■ **WHAT YOU SHOULD DO**
Repeat all entries exactly.

Records:
=-=-=
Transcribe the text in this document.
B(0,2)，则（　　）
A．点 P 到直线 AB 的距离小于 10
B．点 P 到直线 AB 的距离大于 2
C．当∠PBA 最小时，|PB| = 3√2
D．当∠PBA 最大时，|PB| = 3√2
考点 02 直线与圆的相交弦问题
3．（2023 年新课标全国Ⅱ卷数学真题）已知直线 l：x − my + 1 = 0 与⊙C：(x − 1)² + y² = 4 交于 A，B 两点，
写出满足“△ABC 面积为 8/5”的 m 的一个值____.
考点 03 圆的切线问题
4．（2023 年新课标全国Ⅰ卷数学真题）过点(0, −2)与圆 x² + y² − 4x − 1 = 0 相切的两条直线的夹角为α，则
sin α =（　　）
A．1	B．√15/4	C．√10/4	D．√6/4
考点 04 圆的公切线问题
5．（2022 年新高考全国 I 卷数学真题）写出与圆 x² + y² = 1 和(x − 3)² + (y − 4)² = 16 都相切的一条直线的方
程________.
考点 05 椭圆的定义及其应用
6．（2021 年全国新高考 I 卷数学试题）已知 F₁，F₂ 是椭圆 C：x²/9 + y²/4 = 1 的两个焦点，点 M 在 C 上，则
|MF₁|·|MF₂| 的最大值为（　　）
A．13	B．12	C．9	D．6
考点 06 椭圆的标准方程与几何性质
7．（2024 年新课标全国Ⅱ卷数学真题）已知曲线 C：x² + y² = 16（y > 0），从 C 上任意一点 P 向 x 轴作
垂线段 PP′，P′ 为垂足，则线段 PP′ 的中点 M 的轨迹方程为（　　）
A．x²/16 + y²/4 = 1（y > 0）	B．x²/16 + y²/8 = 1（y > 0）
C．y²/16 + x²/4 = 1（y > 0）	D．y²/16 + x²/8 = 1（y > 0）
=-=-=
■ **REPLY**
Transcribe the text in this document.
B(0,2)，则（　　）
A．点 P 到直线 AB 的距离小于 10
B．点 P 到直线 AB 的距离大于 2
C．当∠PBA 最小时，|PB| = 3√2
D．当∠PBA 最大时，|PB| = 3√2
考点 02 直线与圆的相交弦问题
3．（2023 年新课标全国Ⅱ卷数学真题）已知直线 l：x − my + 1 = 0 与⊙C：(x − 1)² + y² = 4 交于 A，B 两点，
写出满足“△ABC 面积为 8/5”的 m 的一个值____.
考点 03 圆的切线问题
4．（2023 年新课标全国Ⅰ卷数学真题）过点(0, −2)与圆 x² + y² − 4x − 1 = 0 相切的两条直线的夹角为α，则
sin α =（　　）
A．1	B．√15/4	C．√10/4	D．√6/4
考点 04 圆的公切线问题
5．（2022 年新高考全国 I 卷数学真题）写出与圆 x² + y² = 1 和(x − 3)² + (y − 4)² = 16 都相切的一条直线的方
程________.
考点 05 椭圆的定义及其应用
6．（2021 年全国新高考 I 卷数学试题）已知 F₁，F₂ 是椭圆 C：x²/9 + y²/4 = 1 的两个焦点，点 M 在 C 上，则
|MF₁|·|MF₂| 的最大值为（　　）
A．13	B．12	C．9	D．6
考点 06 椭圆的标准方程与几何性质
7．（2024 年新课标全国Ⅱ卷数学真题）已知曲线 C：x² + y² = 16（y > 0），从 C 上任意一点 P 向 x 轴作
垂线段 PP′，P′ 为垂足，则线段 PP′ 的中点 M 的轨迹方程为（　　）
A．x²/16 + y²/4 = 1（y > 0）	B．x²/16 + y²/8 = 1（y > 0）
C．y²/16 + x²/4 = 1（y > 0）	D．y²/16 + x²/8 = 1（y > 0）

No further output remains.